Exercise objective: Write out every entry precisely as given, leaving the pictures out.

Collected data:
=======
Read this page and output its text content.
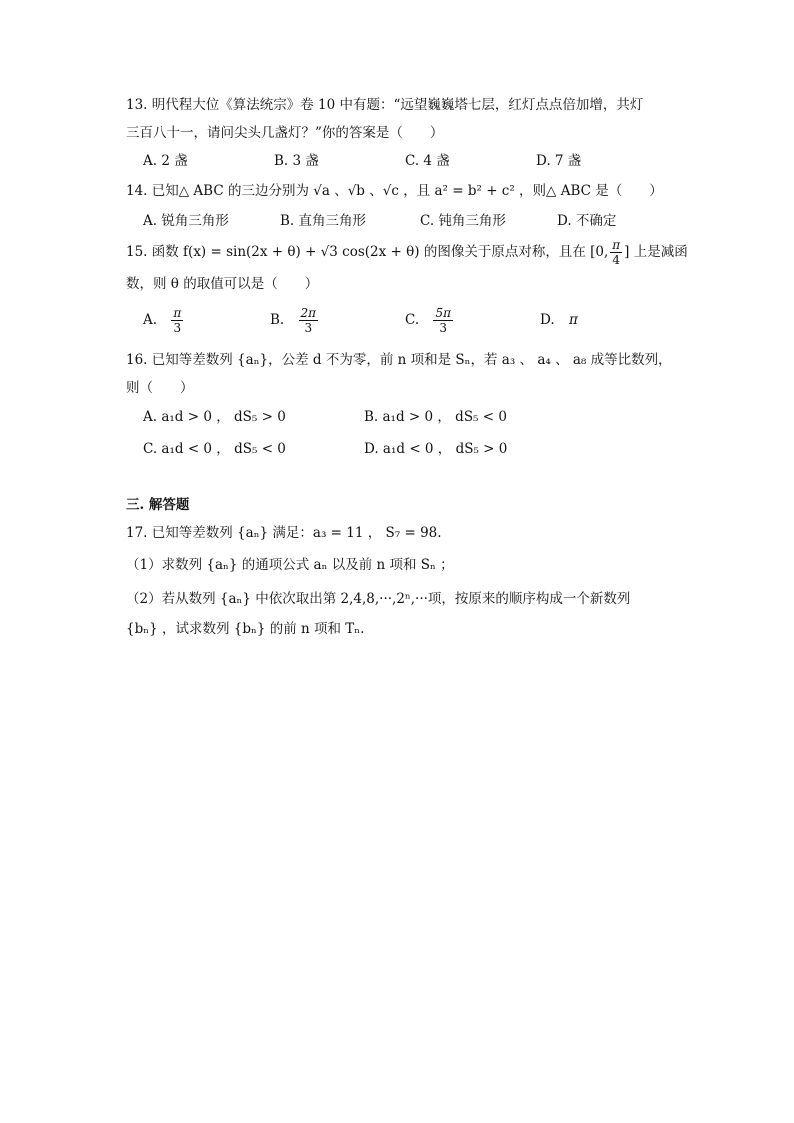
13. 明代程大位《算法统宗》卷 10 中有题：“远望巍巍塔七层，红灯点点倍加增，共灯
三百八十一，请问尖头几盏灯？”你的答案是（　　）
A. 2 盏	B. 3 盏	C. 4 盏	D. 7 盏
14. 已知△ ABC 的三边分别为 √a 、√b 、√c ，且 a² = b² + c² ，则△ ABC 是（　　）
A. 锐角三角形	B. 直角三角形	C. 钝角三角形	D. 不确定
15. 函数 f(x) = sin(2x + θ) + √3 cos(2x + θ) 的图像关于原点对称，且在 [0, $\frac{\pi}{4}$ ] 上是减函
数，则 θ 的取值可以是（　　）
A. $\frac{\pi}{3}$	B. $\frac{2\pi}{3}$	C. $\frac{5\pi}{3}$	D. π
16. 已知等差数列 {aₙ}，公差 d 不为零，前 n 项和是 Sₙ，若 a₃ 、 a₄ 、 a₈ 成等比数列，
则（　　）
A. a₁d > 0 ， dS₅ > 0	B. a₁d > 0 ， dS₅ < 0
C. a₁d < 0 ， dS₅ < 0	D. a₁d < 0 ， dS₅ > 0
三. 解答题
17. 已知等差数列 {aₙ} 满足：a₃ = 11 ， S₇ = 98.
（1）求数列 {aₙ} 的通项公式 aₙ 以及前 n 项和 Sₙ ；
（2）若从数列 {aₙ} 中依次取出第 2,4,8,···,2ⁿ,···项，按原来的顺序构成一个新数列
{bₙ} ，试求数列 {bₙ} 的前 n 项和 Tₙ.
=======
Completed task:
Read this page and output its text content.
13. 明代程大位《算法统宗》卷 10 中有题：“远望巍巍塔七层，红灯点点倍加增，共灯
三百八十一，请问尖头几盏灯？”你的答案是（　　）
A. 2 盏	B. 3 盏	C. 4 盏	D. 7 盏
14. 已知△ ABC 的三边分别为 √a 、√b 、√c ，且 a² = b² + c² ，则△ ABC 是（　　）
A. 锐角三角形	B. 直角三角形	C. 钝角三角形	D. 不确定
15. 函数 f(x) = sin(2x + θ) + √3 cos(2x + θ) 的图像关于原点对称，且在 [0, $\frac{\pi}{4}$ ] 上是减函
数，则 θ 的取值可以是（　　）
A. $\frac{\pi}{3}$	B. $\frac{2\pi}{3}$	C. $\frac{5\pi}{3}$	D. π
16. 已知等差数列 {aₙ}，公差 d 不为零，前 n 项和是 Sₙ，若 a₃ 、 a₄ 、 a₈ 成等比数列，
则（　　）
A. a₁d > 0 ， dS₅ > 0	B. a₁d > 0 ， dS₅ < 0
C. a₁d < 0 ， dS₅ < 0	D. a₁d < 0 ， dS₅ > 0
三. 解答题
17. 已知等差数列 {aₙ} 满足：a₃ = 11 ， S₇ = 98.
（1）求数列 {aₙ} 的通项公式 aₙ 以及前 n 项和 Sₙ ；
（2）若从数列 {aₙ} 中依次取出第 2,4,8,···,2ⁿ,···项，按原来的顺序构成一个新数列
{bₙ} ，试求数列 {bₙ} 的前 n 项和 Tₙ.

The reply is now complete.